** Begin **

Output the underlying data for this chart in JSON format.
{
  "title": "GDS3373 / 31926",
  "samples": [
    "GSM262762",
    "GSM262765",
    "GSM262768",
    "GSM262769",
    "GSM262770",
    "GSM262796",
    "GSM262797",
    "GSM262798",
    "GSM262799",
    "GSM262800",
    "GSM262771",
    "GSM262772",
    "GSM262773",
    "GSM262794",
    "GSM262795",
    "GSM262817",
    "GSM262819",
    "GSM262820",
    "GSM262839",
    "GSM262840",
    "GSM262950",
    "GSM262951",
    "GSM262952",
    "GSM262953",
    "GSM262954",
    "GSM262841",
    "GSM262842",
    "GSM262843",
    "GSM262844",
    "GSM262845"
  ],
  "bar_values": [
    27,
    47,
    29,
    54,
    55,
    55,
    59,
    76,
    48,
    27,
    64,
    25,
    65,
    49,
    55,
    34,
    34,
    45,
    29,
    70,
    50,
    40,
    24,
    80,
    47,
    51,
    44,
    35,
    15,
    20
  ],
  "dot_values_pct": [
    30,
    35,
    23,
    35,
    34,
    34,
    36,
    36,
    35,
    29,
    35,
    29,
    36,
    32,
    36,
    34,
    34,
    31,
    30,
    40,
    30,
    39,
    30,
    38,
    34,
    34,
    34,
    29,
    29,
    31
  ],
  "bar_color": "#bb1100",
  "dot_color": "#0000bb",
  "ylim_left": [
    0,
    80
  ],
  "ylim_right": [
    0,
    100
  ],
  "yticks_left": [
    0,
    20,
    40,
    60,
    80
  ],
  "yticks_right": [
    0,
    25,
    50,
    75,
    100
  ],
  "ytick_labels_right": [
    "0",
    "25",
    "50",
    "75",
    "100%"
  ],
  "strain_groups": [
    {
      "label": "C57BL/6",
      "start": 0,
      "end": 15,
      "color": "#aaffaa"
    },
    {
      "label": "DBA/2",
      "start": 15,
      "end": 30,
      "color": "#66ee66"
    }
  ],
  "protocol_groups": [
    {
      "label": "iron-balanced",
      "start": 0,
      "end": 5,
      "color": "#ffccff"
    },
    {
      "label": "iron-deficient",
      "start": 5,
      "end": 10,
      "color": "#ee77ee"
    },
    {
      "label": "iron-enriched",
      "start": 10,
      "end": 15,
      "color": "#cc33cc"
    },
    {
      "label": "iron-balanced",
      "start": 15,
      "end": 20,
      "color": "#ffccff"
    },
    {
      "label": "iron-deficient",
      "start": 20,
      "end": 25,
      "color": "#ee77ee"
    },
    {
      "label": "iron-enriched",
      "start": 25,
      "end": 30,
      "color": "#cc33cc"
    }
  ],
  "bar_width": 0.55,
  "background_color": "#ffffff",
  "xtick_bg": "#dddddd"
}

** End **

_What is expected_:
Please quote every record above exactly as it appears.

_Solved problem_:
Output the underlying data for this chart in JSON format.
{
  "title": "GDS3373 / 31926",
  "samples": [
    "GSM262762",
    "GSM262765",
    "GSM262768",
    "GSM262769",
    "GSM262770",
    "GSM262796",
    "GSM262797",
    "GSM262798",
    "GSM262799",
    "GSM262800",
    "GSM262771",
    "GSM262772",
    "GSM262773",
    "GSM262794",
    "GSM262795",
    "GSM262817",
    "GSM262819",
    "GSM262820",
    "GSM262839",
    "GSM262840",
    "GSM262950",
    "GSM262951",
    "GSM262952",
    "GSM262953",
    "GSM262954",
    "GSM262841",
    "GSM262842",
    "GSM262843",
    "GSM262844",
    "GSM262845"
  ],
  "bar_values": [
    27,
    47,
    29,
    54,
    55,
    55,
    59,
    76,
    48,
    27,
    64,
    25,
    65,
    49,
    55,
    34,
    34,
    45,
    29,
    70,
    50,
    40,
    24,
    80,
    47,
    51,
    44,
    35,
    15,
    20
  ],
  "dot_values_pct": [
    30,
    35,
    23,
    35,
    34,
    34,
    36,
    36,
    35,
    29,
    35,
    29,
    36,
    32,
    36,
    34,
    34,
    31,
    30,
    40,
    30,
    39,
    30,
    38,
    34,
    34,
    34,
    29,
    29,
    31
  ],
  "bar_color": "#bb1100",
  "dot_color": "#0000bb",
  "ylim_left": [
    0,
    80
  ],
  "ylim_right": [
    0,
    100
  ],
  "yticks_left": [
    0,
    20,
    40,
    60,
    80
  ],
  "yticks_right": [
    0,
    25,
    50,
    75,
    100
  ],
  "ytick_labels_right": [
    "0",
    "25",
    "50",
    "75",
    "100%"
  ],
  "strain_groups": [
    {
      "label": "C57BL/6",
      "start": 0,
      "end": 15,
      "color": "#aaffaa"
    },
    {
      "label": "DBA/2",
      "start": 15,
      "end": 30,
      "color": "#66ee66"
    }
  ],
  "protocol_groups": [
    {
      "label": "iron-balanced",
      "start": 0,
      "end": 5,
      "color": "#ffccff"
    },
    {
      "label": "iron-deficient",
      "start": 5,
      "end": 10,
      "color": "#ee77ee"
    },
    {
      "label": "iron-enriched",
      "start": 10,
      "end": 15,
      "color": "#cc33cc"
    },
    {
      "label": "iron-balanced",
      "start": 15,
      "end": 20,
      "color": "#ffccff"
    },
    {
      "label": "iron-deficient",
      "start": 20,
      "end": 25,
      "color": "#ee77ee"
    },
    {
      "label": "iron-enriched",
      "start": 25,
      "end": 30,
      "color": "#cc33cc"
    }
  ],
  "bar_width": 0.55,
  "background_color": "#ffffff",
  "xtick_bg": "#dddddd"
}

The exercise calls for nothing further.